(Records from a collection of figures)

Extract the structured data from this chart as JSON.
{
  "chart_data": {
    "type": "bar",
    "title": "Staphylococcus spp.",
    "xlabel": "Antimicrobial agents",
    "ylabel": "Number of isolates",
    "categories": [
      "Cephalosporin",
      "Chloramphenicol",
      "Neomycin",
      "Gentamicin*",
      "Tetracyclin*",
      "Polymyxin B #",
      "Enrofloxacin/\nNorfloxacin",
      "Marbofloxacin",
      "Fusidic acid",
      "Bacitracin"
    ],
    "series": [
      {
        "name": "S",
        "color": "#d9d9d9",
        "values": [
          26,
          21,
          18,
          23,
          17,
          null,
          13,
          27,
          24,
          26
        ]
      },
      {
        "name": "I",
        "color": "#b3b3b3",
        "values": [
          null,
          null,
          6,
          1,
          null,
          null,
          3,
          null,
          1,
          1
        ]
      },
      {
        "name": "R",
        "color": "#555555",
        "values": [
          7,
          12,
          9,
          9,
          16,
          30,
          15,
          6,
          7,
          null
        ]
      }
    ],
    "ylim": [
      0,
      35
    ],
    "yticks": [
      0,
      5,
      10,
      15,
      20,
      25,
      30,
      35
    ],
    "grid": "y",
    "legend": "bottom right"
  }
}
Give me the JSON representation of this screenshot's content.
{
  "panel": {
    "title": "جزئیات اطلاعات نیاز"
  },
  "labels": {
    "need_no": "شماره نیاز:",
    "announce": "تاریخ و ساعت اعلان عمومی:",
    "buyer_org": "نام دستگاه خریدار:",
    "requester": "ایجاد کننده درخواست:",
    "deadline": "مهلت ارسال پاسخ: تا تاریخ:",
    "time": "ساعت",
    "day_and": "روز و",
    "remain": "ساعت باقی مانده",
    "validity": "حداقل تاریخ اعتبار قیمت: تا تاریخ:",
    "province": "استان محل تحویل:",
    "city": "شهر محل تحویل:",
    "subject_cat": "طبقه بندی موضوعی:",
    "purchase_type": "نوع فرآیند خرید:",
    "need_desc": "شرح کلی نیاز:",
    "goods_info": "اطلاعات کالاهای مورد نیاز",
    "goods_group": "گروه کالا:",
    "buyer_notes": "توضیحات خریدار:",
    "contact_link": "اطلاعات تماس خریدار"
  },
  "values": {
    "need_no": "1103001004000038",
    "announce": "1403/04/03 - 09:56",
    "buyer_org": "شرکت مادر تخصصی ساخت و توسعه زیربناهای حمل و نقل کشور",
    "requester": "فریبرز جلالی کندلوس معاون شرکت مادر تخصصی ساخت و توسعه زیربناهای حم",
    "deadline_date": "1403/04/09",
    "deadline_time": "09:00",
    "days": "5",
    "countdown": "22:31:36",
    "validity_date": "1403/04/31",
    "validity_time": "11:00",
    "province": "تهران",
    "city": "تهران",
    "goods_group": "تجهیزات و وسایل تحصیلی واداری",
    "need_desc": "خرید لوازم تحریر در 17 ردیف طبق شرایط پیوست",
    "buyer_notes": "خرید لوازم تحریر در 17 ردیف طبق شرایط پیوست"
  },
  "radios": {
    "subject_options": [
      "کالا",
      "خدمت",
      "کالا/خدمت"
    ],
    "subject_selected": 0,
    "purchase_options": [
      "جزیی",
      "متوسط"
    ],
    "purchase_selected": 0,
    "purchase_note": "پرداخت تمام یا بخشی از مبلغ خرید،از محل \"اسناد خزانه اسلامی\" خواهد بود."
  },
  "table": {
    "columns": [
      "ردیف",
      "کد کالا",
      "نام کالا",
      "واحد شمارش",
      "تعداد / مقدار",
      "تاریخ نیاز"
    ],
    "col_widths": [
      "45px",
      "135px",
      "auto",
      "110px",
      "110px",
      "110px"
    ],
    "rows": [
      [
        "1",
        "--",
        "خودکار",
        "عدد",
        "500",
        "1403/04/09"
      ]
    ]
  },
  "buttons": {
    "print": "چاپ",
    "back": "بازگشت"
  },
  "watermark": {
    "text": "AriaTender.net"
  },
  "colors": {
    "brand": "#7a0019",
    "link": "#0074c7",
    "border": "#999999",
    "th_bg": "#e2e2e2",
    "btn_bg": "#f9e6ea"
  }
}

Exercise requirements » Copy out each line exactly.

Answer »
Extract the structured data from this chart as JSON.
{
  "chart_data": {
    "type": "bar",
    "title": "Staphylococcus spp.",
    "xlabel": "Antimicrobial agents",
    "ylabel": "Number of isolates",
    "categories": [
      "Cephalosporin",
      "Chloramphenicol",
      "Neomycin",
      "Gentamicin*",
      "Tetracyclin*",
      "Polymyxin B #",
      "Enrofloxacin/\nNorfloxacin",
      "Marbofloxacin",
      "Fusidic acid",
      "Bacitracin"
    ],
    "series": [
      {
        "name": "S",
        "color": "#d9d9d9",
        "values": [
          26,
          21,
          18,
          23,
          17,
          null,
          13,
          27,
          24,
          26
        ]
      },
      {
        "name": "I",
        "color": "#b3b3b3",
        "values": [
          null,
          null,
          6,
          1,
          null,
          null,
          3,
          null,
          1,
          1
        ]
      },
      {
        "name": "R",
        "color": "#555555",
        "values": [
          7,
          12,
          9,
          9,
          16,
          30,
          15,
          6,
          7,
          null
        ]
      }
    ],
    "ylim": [
      0,
      35
    ],
    "yticks": [
      0,
      5,
      10,
      15,
      20,
      25,
      30,
      35
    ],
    "grid": "y",
    "legend": "bottom right"
  }
}
Give me the JSON representation of this screenshot's content.
{
  "panel": {
    "title": "جزئیات اطلاعات نیاز"
  },
  "labels": {
    "need_no": "شماره نیاز:",
    "announce": "تاریخ و ساعت اعلان عمومی:",
    "buyer_org": "نام دستگاه خریدار:",
    "requester": "ایجاد کننده درخواست:",
    "deadline": "مهلت ارسال پاسخ: تا تاریخ:",
    "time": "ساعت",
    "day_and": "روز و",
    "remain": "ساعت باقی مانده",
    "validity": "حداقل تاریخ اعتبار قیمت: تا تاریخ:",
    "province": "استان محل تحویل:",
    "city": "شهر محل تحویل:",
    "subject_cat": "طبقه بندی موضوعی:",
    "purchase_type": "نوع فرآیند خرید:",
    "need_desc": "شرح کلی نیاز:",
    "goods_info": "اطلاعات کالاهای مورد نیاز",
    "goods_group": "گروه کالا:",
    "buyer_notes": "توضیحات خریدار:",
    "contact_link": "اطلاعات تماس خریدار"
  },
  "values": {
    "need_no": "1103001004000038",
    "announce": "1403/04/03 - 09:56",
    "buyer_org": "شرکت مادر تخصصی ساخت و توسعه زیربناهای حمل و نقل کشور",
    "requester": "فریبرز جلالی کندلوس معاون شرکت مادر تخصصی ساخت و توسعه زیربناهای حم",
    "deadline_date": "1403/04/09",
    "deadline_time": "09:00",
    "days": "5",
    "countdown": "22:31:36",
    "validity_date": "1403/04/31",
    "validity_time": "11:00",
    "province": "تهران",
    "city": "تهران",
    "goods_group": "تجهیزات و وسایل تحصیلی واداری",
    "need_desc": "خرید لوازم تحریر در 17 ردیف طبق شرایط پیوست",
    "buyer_notes": "خرید لوازم تحریر در 17 ردیف طبق شرایط پیوست"
  },
  "radios": {
    "subject_options": [
      "کالا",
      "خدمت",
      "کالا/خدمت"
    ],
    "subject_selected": 0,
    "purchase_options": [
      "جزیی",
      "متوسط"
    ],
    "purchase_selected": 0,
    "purchase_note": "پرداخت تمام یا بخشی از مبلغ خرید،از محل \"اسناد خزانه اسلامی\" خواهد بود."
  },
  "table": {
    "columns": [
      "ردیف",
      "کد کالا",
      "نام کالا",
      "واحد شمارش",
      "تعداد / مقدار",
      "تاریخ نیاز"
    ],
    "col_widths": [
      "45px",
      "135px",
      "auto",
      "110px",
      "110px",
      "110px"
    ],
    "rows": [
      [
        "1",
        "--",
        "خودکار",
        "عدد",
        "500",
        "1403/04/09"
      ]
    ]
  },
  "buttons": {
    "print": "چاپ",
    "back": "بازگشت"
  },
  "watermark": {
    "text": "AriaTender.net"
  },
  "colors": {
    "brand": "#7a0019",
    "link": "#0074c7",
    "border": "#999999",
    "th_bg": "#e2e2e2",
    "btn_bg": "#f9e6ea"
  }
}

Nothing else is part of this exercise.